--- start ---

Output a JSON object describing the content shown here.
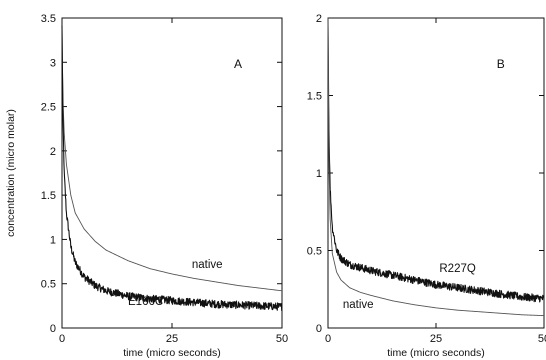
{
  "chart_data": [
    {
      "type": "line",
      "panel_label": "A",
      "xlabel": "time (micro seconds)",
      "ylabel": "concentration (micro molar)",
      "xlim": [
        0,
        50
      ],
      "ylim": [
        0,
        3.5
      ],
      "x_ticks": [
        "0",
        "25",
        "50"
      ],
      "y_ticks": [
        "0",
        "0.5",
        "1",
        "1.5",
        "2",
        "2.5",
        "3",
        "3.5"
      ],
      "grid": false,
      "series": [
        {
          "name": "native",
          "style": "thin",
          "x": [
            0,
            0.2,
            0.5,
            1,
            2,
            3,
            5,
            7.5,
            10,
            15,
            20,
            25,
            30,
            35,
            40,
            45,
            50
          ],
          "y": [
            3.4,
            2.6,
            2.2,
            1.85,
            1.5,
            1.3,
            1.12,
            0.98,
            0.88,
            0.76,
            0.67,
            0.61,
            0.56,
            0.52,
            0.48,
            0.45,
            0.42
          ]
        },
        {
          "name": "E166C",
          "style": "noisy",
          "x": [
            0,
            0.2,
            0.5,
            1,
            2,
            3,
            5,
            7.5,
            10,
            15,
            20,
            25,
            30,
            35,
            40,
            45,
            50
          ],
          "y": [
            3.4,
            2.4,
            1.75,
            1.3,
            0.92,
            0.74,
            0.58,
            0.48,
            0.42,
            0.36,
            0.33,
            0.31,
            0.29,
            0.27,
            0.26,
            0.25,
            0.24
          ]
        }
      ],
      "annotations": [
        {
          "text": "native",
          "x": 33,
          "y": 0.68
        },
        {
          "text": "E166C",
          "x": 19,
          "y": 0.26
        }
      ]
    },
    {
      "type": "line",
      "panel_label": "B",
      "xlabel": "time (micro seconds)",
      "xlim": [
        0,
        50
      ],
      "ylim": [
        0,
        2
      ],
      "x_ticks": [
        "0",
        "25",
        "50"
      ],
      "y_ticks": [
        "0",
        "0.5",
        "1",
        "1.5",
        "2"
      ],
      "grid": false,
      "series": [
        {
          "name": "R227Q",
          "style": "noisy",
          "x": [
            0,
            0.2,
            0.5,
            1,
            2,
            3,
            5,
            7.5,
            10,
            15,
            20,
            25,
            30,
            35,
            40,
            45,
            50
          ],
          "y": [
            2.0,
            1.3,
            0.9,
            0.65,
            0.5,
            0.45,
            0.41,
            0.39,
            0.37,
            0.34,
            0.31,
            0.28,
            0.26,
            0.24,
            0.22,
            0.2,
            0.19
          ]
        },
        {
          "name": "native",
          "style": "thin",
          "x": [
            0,
            0.2,
            0.5,
            1,
            2,
            3,
            5,
            7.5,
            10,
            15,
            20,
            25,
            30,
            35,
            40,
            45,
            50
          ],
          "y": [
            2.0,
            1.1,
            0.7,
            0.48,
            0.36,
            0.31,
            0.26,
            0.23,
            0.21,
            0.175,
            0.15,
            0.13,
            0.115,
            0.105,
            0.095,
            0.085,
            0.08
          ]
        }
      ],
      "annotations": [
        {
          "text": "R227Q",
          "x": 30,
          "y": 0.36
        },
        {
          "text": "native",
          "x": 7,
          "y": 0.13
        }
      ]
    }
  ]
}
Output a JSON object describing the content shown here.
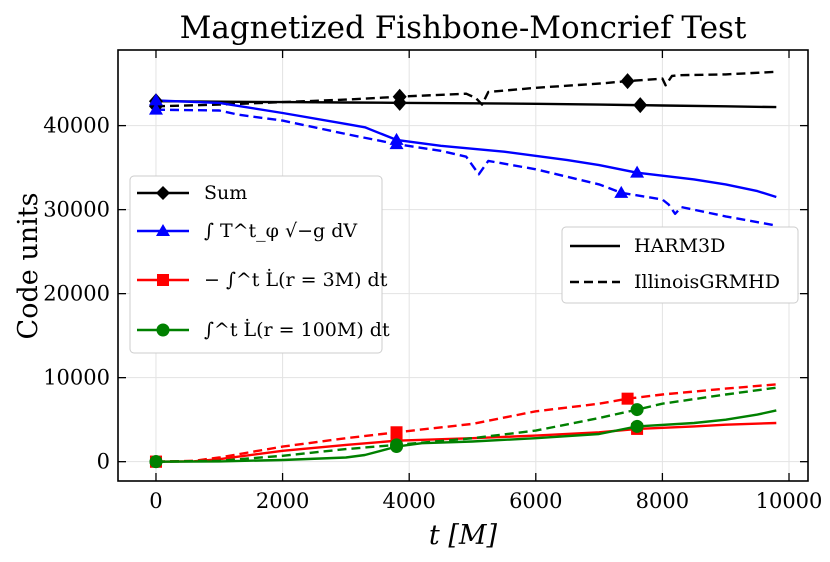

--- end ---

▶ [Instructions to follow]: Transcribe every record above exactly, leaving out the pictures.

▶ [Result for this exercise]:
Output a JSON object describing the content shown here.
{
  "chart_data": [
    {
      "type": "line",
      "panel_label": "A",
      "xlabel": "time (micro seconds)",
      "ylabel": "concentration (micro molar)",
      "xlim": [
        0,
        50
      ],
      "ylim": [
        0,
        3.5
      ],
      "x_ticks": [
        "0",
        "25",
        "50"
      ],
      "y_ticks": [
        "0",
        "0.5",
        "1",
        "1.5",
        "2",
        "2.5",
        "3",
        "3.5"
      ],
      "grid": false,
      "series": [
        {
          "name": "native",
          "style": "thin",
          "x": [
            0,
            0.2,
            0.5,
            1,
            2,
            3,
            5,
            7.5,
            10,
            15,
            20,
            25,
            30,
            35,
            40,
            45,
            50
          ],
          "y": [
            3.4,
            2.6,
            2.2,
            1.85,
            1.5,
            1.3,
            1.12,
            0.98,
            0.88,
            0.76,
            0.67,
            0.61,
            0.56,
            0.52,
            0.48,
            0.45,
            0.42
          ]
        },
        {
          "name": "E166C",
          "style": "noisy",
          "x": [
            0,
            0.2,
            0.5,
            1,
            2,
            3,
            5,
            7.5,
            10,
            15,
            20,
            25,
            30,
            35,
            40,
            45,
            50
          ],
          "y": [
            3.4,
            2.4,
            1.75,
            1.3,
            0.92,
            0.74,
            0.58,
            0.48,
            0.42,
            0.36,
            0.33,
            0.31,
            0.29,
            0.27,
            0.26,
            0.25,
            0.24
          ]
        }
      ],
      "annotations": [
        {
          "text": "native",
          "x": 33,
          "y": 0.68
        },
        {
          "text": "E166C",
          "x": 19,
          "y": 0.26
        }
      ]
    },
    {
      "type": "line",
      "panel_label": "B",
      "xlabel": "time (micro seconds)",
      "xlim": [
        0,
        50
      ],
      "ylim": [
        0,
        2
      ],
      "x_ticks": [
        "0",
        "25",
        "50"
      ],
      "y_ticks": [
        "0",
        "0.5",
        "1",
        "1.5",
        "2"
      ],
      "grid": false,
      "series": [
        {
          "name": "R227Q",
          "style": "noisy",
          "x": [
            0,
            0.2,
            0.5,
            1,
            2,
            3,
            5,
            7.5,
            10,
            15,
            20,
            25,
            30,
            35,
            40,
            45,
            50
          ],
          "y": [
            2.0,
            1.3,
            0.9,
            0.65,
            0.5,
            0.45,
            0.41,
            0.39,
            0.37,
            0.34,
            0.31,
            0.28,
            0.26,
            0.24,
            0.22,
            0.2,
            0.19
          ]
        },
        {
          "name": "native",
          "style": "thin",
          "x": [
            0,
            0.2,
            0.5,
            1,
            2,
            3,
            5,
            7.5,
            10,
            15,
            20,
            25,
            30,
            35,
            40,
            45,
            50
          ],
          "y": [
            2.0,
            1.1,
            0.7,
            0.48,
            0.36,
            0.31,
            0.26,
            0.23,
            0.21,
            0.175,
            0.15,
            0.13,
            0.115,
            0.105,
            0.095,
            0.085,
            0.08
          ]
        }
      ],
      "annotations": [
        {
          "text": "R227Q",
          "x": 30,
          "y": 0.36
        },
        {
          "text": "native",
          "x": 7,
          "y": 0.13
        }
      ]
    }
  ]
}
Output a JSON object describing the content shown here.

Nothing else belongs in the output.